### Provided data
★ ★ ★ ★ ★

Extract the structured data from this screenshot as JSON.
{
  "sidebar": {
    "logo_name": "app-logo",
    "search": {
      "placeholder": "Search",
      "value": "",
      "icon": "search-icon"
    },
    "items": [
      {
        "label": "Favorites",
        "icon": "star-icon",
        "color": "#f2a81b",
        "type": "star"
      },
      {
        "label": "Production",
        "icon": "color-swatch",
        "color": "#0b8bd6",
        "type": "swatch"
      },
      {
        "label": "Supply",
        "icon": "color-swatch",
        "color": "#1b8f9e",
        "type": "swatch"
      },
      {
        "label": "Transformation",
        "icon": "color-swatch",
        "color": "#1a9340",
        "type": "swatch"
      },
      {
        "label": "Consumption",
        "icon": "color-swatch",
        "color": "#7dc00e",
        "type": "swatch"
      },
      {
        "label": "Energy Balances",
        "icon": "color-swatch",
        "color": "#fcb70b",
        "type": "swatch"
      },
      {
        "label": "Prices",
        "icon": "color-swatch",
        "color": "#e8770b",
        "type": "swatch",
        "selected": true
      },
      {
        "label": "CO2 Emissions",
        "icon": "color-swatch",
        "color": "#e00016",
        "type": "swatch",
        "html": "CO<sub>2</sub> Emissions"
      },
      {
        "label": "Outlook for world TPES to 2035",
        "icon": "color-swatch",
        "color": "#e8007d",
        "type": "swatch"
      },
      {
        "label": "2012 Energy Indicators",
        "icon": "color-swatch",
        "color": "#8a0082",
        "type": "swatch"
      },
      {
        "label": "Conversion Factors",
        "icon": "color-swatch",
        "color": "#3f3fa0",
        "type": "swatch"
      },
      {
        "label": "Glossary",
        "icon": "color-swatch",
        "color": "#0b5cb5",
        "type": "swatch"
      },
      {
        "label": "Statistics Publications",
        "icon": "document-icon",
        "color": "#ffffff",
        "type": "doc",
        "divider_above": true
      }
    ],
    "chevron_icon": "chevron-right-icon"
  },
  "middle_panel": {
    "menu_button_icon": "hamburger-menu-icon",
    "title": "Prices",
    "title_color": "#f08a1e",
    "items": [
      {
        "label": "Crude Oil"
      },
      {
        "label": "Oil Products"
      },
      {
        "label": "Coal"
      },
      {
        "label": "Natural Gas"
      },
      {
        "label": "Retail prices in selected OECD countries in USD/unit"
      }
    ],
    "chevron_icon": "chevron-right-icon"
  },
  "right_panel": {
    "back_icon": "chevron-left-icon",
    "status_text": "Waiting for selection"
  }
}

★ ★ ★ ★ ★

### Problem
Return the material in full, exactly as shown.

### In response
Extract the structured data from this screenshot as JSON.
{
  "sidebar": {
    "logo_name": "app-logo",
    "search": {
      "placeholder": "Search",
      "value": "",
      "icon": "search-icon"
    },
    "items": [
      {
        "label": "Favorites",
        "icon": "star-icon",
        "color": "#f2a81b",
        "type": "star"
      },
      {
        "label": "Production",
        "icon": "color-swatch",
        "color": "#0b8bd6",
        "type": "swatch"
      },
      {
        "label": "Supply",
        "icon": "color-swatch",
        "color": "#1b8f9e",
        "type": "swatch"
      },
      {
        "label": "Transformation",
        "icon": "color-swatch",
        "color": "#1a9340",
        "type": "swatch"
      },
      {
        "label": "Consumption",
        "icon": "color-swatch",
        "color": "#7dc00e",
        "type": "swatch"
      },
      {
        "label": "Energy Balances",
        "icon": "color-swatch",
        "color": "#fcb70b",
        "type": "swatch"
      },
      {
        "label": "Prices",
        "icon": "color-swatch",
        "color": "#e8770b",
        "type": "swatch",
        "selected": true
      },
      {
        "label": "CO2 Emissions",
        "icon": "color-swatch",
        "color": "#e00016",
        "type": "swatch",
        "html": "CO<sub>2</sub> Emissions"
      },
      {
        "label": "Outlook for world TPES to 2035",
        "icon": "color-swatch",
        "color": "#e8007d",
        "type": "swatch"
      },
      {
        "label": "2012 Energy Indicators",
        "icon": "color-swatch",
        "color": "#8a0082",
        "type": "swatch"
      },
      {
        "label": "Conversion Factors",
        "icon": "color-swatch",
        "color": "#3f3fa0",
        "type": "swatch"
      },
      {
        "label": "Glossary",
        "icon": "color-swatch",
        "color": "#0b5cb5",
        "type": "swatch"
      },
      {
        "label": "Statistics Publications",
        "icon": "document-icon",
        "color": "#ffffff",
        "type": "doc",
        "divider_above": true
      }
    ],
    "chevron_icon": "chevron-right-icon"
  },
  "middle_panel": {
    "menu_button_icon": "hamburger-menu-icon",
    "title": "Prices",
    "title_color": "#f08a1e",
    "items": [
      {
        "label": "Crude Oil"
      },
      {
        "label": "Oil Products"
      },
      {
        "label": "Coal"
      },
      {
        "label": "Natural Gas"
      },
      {
        "label": "Retail prices in selected OECD countries in USD/unit"
      }
    ],
    "chevron_icon": "chevron-right-icon"
  },
  "right_panel": {
    "back_icon": "chevron-left-icon",
    "status_text": "Waiting for selection"
  }
}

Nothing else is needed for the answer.